#### What the task requires
Repeat each line exactly as it is written.

#### Material supplied
***

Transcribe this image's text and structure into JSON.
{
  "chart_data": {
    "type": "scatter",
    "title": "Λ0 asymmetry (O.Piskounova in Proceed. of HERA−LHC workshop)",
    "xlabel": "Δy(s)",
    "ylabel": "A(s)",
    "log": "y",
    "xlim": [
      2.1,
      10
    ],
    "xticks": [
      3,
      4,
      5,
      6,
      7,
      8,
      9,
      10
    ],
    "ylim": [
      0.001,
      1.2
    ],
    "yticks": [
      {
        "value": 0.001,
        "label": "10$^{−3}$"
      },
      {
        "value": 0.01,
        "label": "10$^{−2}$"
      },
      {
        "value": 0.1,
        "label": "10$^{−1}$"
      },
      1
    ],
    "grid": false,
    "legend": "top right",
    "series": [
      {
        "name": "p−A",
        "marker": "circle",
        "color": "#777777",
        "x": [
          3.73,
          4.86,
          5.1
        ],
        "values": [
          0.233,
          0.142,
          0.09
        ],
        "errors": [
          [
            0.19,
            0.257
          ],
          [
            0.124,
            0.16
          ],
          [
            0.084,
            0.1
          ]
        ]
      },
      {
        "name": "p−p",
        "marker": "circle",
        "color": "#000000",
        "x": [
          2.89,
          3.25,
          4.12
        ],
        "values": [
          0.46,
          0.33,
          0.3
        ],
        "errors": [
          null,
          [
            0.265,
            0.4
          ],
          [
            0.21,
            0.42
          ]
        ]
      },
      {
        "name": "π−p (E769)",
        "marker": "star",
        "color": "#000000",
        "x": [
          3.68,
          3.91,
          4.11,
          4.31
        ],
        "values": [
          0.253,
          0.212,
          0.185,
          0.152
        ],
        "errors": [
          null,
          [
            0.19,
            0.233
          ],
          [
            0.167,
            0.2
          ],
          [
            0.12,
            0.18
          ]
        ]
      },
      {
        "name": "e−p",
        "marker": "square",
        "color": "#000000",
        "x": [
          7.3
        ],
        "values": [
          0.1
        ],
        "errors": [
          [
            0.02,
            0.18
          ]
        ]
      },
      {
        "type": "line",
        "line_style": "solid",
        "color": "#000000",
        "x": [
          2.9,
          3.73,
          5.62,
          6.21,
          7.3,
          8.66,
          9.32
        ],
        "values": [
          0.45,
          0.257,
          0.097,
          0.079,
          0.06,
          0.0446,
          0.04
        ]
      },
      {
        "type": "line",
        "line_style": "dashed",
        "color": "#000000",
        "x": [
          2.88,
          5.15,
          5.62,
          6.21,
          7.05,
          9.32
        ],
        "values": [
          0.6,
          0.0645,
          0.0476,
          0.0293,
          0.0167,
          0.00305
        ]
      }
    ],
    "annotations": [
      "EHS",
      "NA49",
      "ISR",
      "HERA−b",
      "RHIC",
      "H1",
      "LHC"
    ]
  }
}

***

#### Completed exercise
Transcribe this image's text and structure into JSON.
{
  "chart_data": {
    "type": "scatter",
    "title": "Λ0 asymmetry (O.Piskounova in Proceed. of HERA−LHC workshop)",
    "xlabel": "Δy(s)",
    "ylabel": "A(s)",
    "log": "y",
    "xlim": [
      2.1,
      10
    ],
    "xticks": [
      3,
      4,
      5,
      6,
      7,
      8,
      9,
      10
    ],
    "ylim": [
      0.001,
      1.2
    ],
    "yticks": [
      {
        "value": 0.001,
        "label": "10$^{−3}$"
      },
      {
        "value": 0.01,
        "label": "10$^{−2}$"
      },
      {
        "value": 0.1,
        "label": "10$^{−1}$"
      },
      1
    ],
    "grid": false,
    "legend": "top right",
    "series": [
      {
        "name": "p−A",
        "marker": "circle",
        "color": "#777777",
        "x": [
          3.73,
          4.86,
          5.1
        ],
        "values": [
          0.233,
          0.142,
          0.09
        ],
        "errors": [
          [
            0.19,
            0.257
          ],
          [
            0.124,
            0.16
          ],
          [
            0.084,
            0.1
          ]
        ]
      },
      {
        "name": "p−p",
        "marker": "circle",
        "color": "#000000",
        "x": [
          2.89,
          3.25,
          4.12
        ],
        "values": [
          0.46,
          0.33,
          0.3
        ],
        "errors": [
          null,
          [
            0.265,
            0.4
          ],
          [
            0.21,
            0.42
          ]
        ]
      },
      {
        "name": "π−p (E769)",
        "marker": "star",
        "color": "#000000",
        "x": [
          3.68,
          3.91,
          4.11,
          4.31
        ],
        "values": [
          0.253,
          0.212,
          0.185,
          0.152
        ],
        "errors": [
          null,
          [
            0.19,
            0.233
          ],
          [
            0.167,
            0.2
          ],
          [
            0.12,
            0.18
          ]
        ]
      },
      {
        "name": "e−p",
        "marker": "square",
        "color": "#000000",
        "x": [
          7.3
        ],
        "values": [
          0.1
        ],
        "errors": [
          [
            0.02,
            0.18
          ]
        ]
      },
      {
        "type": "line",
        "line_style": "solid",
        "color": "#000000",
        "x": [
          2.9,
          3.73,
          5.62,
          6.21,
          7.3,
          8.66,
          9.32
        ],
        "values": [
          0.45,
          0.257,
          0.097,
          0.079,
          0.06,
          0.0446,
          0.04
        ]
      },
      {
        "type": "line",
        "line_style": "dashed",
        "color": "#000000",
        "x": [
          2.88,
          5.15,
          5.62,
          6.21,
          7.05,
          9.32
        ],
        "values": [
          0.6,
          0.0645,
          0.0476,
          0.0293,
          0.0167,
          0.00305
        ]
      }
    ],
    "annotations": [
      "EHS",
      "NA49",
      "ISR",
      "HERA−b",
      "RHIC",
      "H1",
      "LHC"
    ]
  }
}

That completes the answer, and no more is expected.